Trecho de origem
════

O Sistema Único de Saúde (SUS) vai incorporar três novos medicamentos para o tratamento do câncer de pulmão. Segundo o Ministério da Saúde, brigatinibe, gefitinibe e durvalumabe passarão a ser disponibilizados gratuitamente aos pacientes da rede pública.
De acordo com a pasta, os tratamentos serão financiados integralmente pelo Governo Federal por meio da implementação da Assistência Farmacêutica Oncológica (AF-Onco). A medida deve beneficiar cerca de 2 mil pacientes.
A oferta dos medicamentos será realizada de forma gradual, conforme as tratativas de aquisição com os fornecedores e as características operacionais de cada tecnologia. A previsão do Ministério da Saúde é que as primeiras entregas ocorram a partir de outubro.
Como funcionam os medicamentos
O brigatinibe e o gefitinibe são terapias-alvo administradas por via oral. Os medicamentos atuam diretamente sobre alterações específicas presentes nas células cancerígenas e podem ser utilizados pelo paciente em casa, o que pode proporcionar maior comodidade e menor incidência de alguns eventos adversos em comparação com determinados esquemas convencionais de quimioterapia.

════

[Registros salvos]
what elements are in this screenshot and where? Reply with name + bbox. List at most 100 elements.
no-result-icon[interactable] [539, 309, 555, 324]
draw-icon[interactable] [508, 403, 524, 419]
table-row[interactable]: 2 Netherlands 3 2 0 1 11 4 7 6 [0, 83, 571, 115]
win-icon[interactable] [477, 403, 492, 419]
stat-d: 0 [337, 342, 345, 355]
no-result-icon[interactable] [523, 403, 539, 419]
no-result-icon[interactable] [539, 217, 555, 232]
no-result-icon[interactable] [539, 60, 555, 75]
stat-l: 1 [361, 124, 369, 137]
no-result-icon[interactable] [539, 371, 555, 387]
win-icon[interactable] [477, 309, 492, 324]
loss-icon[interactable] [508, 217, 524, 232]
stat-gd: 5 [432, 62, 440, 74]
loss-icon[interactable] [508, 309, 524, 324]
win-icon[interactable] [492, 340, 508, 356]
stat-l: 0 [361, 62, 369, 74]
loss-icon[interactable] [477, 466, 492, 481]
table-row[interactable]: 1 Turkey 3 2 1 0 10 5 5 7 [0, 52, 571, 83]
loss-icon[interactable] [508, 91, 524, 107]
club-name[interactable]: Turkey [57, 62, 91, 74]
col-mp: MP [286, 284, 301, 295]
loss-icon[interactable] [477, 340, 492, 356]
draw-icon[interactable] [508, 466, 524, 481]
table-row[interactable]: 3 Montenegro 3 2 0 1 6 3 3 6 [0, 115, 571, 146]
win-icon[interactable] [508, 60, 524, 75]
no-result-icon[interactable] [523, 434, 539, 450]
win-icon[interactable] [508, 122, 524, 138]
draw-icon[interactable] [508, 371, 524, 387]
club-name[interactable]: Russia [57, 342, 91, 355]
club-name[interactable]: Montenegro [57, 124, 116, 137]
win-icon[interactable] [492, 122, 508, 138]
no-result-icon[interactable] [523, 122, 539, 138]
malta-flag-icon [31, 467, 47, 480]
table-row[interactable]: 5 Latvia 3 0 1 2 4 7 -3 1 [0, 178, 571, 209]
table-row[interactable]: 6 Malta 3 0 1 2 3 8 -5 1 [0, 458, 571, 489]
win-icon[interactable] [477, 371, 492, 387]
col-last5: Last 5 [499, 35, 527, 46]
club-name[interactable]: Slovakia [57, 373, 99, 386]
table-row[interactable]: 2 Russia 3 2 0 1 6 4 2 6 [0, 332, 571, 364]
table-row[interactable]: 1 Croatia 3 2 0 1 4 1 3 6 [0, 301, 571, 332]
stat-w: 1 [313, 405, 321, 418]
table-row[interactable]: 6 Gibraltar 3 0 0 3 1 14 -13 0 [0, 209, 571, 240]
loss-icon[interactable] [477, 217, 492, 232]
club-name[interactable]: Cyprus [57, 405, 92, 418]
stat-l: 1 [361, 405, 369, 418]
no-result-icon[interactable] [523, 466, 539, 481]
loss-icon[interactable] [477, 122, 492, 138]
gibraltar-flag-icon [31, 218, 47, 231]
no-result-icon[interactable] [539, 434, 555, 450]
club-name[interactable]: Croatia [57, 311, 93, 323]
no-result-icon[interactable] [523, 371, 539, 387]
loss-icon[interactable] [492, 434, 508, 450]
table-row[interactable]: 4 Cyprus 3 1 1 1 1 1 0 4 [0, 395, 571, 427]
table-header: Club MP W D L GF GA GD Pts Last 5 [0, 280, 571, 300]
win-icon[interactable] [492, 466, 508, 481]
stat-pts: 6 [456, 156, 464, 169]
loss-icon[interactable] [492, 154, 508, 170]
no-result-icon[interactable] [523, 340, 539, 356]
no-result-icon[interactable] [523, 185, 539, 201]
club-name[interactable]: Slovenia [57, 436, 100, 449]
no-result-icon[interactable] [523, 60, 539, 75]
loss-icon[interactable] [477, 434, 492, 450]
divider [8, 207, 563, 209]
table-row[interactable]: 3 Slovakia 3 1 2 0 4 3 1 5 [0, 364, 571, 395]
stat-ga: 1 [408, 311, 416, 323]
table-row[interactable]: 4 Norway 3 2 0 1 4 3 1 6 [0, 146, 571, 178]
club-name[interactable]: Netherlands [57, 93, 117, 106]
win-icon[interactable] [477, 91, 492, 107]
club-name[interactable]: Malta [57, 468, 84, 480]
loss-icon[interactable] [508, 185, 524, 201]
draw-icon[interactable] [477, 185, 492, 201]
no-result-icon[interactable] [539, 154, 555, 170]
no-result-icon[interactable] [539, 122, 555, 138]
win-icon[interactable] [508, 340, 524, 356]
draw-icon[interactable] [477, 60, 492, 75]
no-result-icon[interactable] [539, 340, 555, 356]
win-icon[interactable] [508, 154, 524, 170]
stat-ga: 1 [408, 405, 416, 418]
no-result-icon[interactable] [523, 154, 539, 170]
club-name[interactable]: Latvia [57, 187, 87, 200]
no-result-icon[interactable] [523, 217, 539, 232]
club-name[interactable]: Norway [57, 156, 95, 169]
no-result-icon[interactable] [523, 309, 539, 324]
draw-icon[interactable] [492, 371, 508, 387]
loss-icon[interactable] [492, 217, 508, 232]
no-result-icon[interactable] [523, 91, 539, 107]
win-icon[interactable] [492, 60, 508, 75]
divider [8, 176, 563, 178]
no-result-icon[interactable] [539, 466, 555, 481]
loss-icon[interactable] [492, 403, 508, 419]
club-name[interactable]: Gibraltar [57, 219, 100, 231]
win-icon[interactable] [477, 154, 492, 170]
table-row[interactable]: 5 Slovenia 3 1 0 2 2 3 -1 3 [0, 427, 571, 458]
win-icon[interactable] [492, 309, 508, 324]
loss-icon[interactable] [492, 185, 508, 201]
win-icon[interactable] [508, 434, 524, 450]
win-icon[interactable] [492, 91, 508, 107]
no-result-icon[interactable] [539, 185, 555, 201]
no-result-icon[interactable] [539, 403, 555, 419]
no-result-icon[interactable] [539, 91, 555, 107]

════

Complete o seguinte
**1)** Extraia do texto sobre os novos medicamentos contra o câncer de pulmão no SUS o trecho que começa em "O Sistema Único" e termina em "da rede pública.".
**2)** Segundo o texto sobre os novos medicamentos contra o câncer de pulmão no SUS, quantos pacientes a medida deve beneficiar?
**3)** Prossiga com o texto sobre os novos medicamentos contra o câncer de pulmão no SUS a partir da última frase apresentada.

Respostas em ordem
**1)**
O Sistema Único de Saúde (SUS) vai incorporar três novos medicamentos para o tratamento do câncer de pulmão. Segundo o Ministério da Saúde, brigatinibe, gefitinibe e durvalumabe passarão a ser disponibilizados gratuitamente aos pacientes da rede pública.

**2)** Cerca de 2 mil pacientes.

**3)**
Na rede privada, os dois tratamentos podem representar um custo superior a R$ 604,2 mil por ano, segundo os dados apresentados pelo Ministério da Saúde.
Já o durvalumabe é uma imunoterapia que atua estimulando ou potencializando a resposta do sistema imunológico contra as células tumorais. O medicamento é indicado para pacientes com câncer de pulmão em estágio III que não podem ser submetidos à cirurgia.
Estudos demonstram que o durvalumabe pode proporcionar ganhos na sobrevida global desses pacientes. Na rede privada, o tratamento pode ultrapassar R$ 643 mil por ano.
Com a incorporação, o Governo Federal passa a financiar integralmente essas terapias dentro da política de assistência farmacêutica oncológica do SUS, ampliando o acesso dos pacientes a tratamentos considerados de alto custo.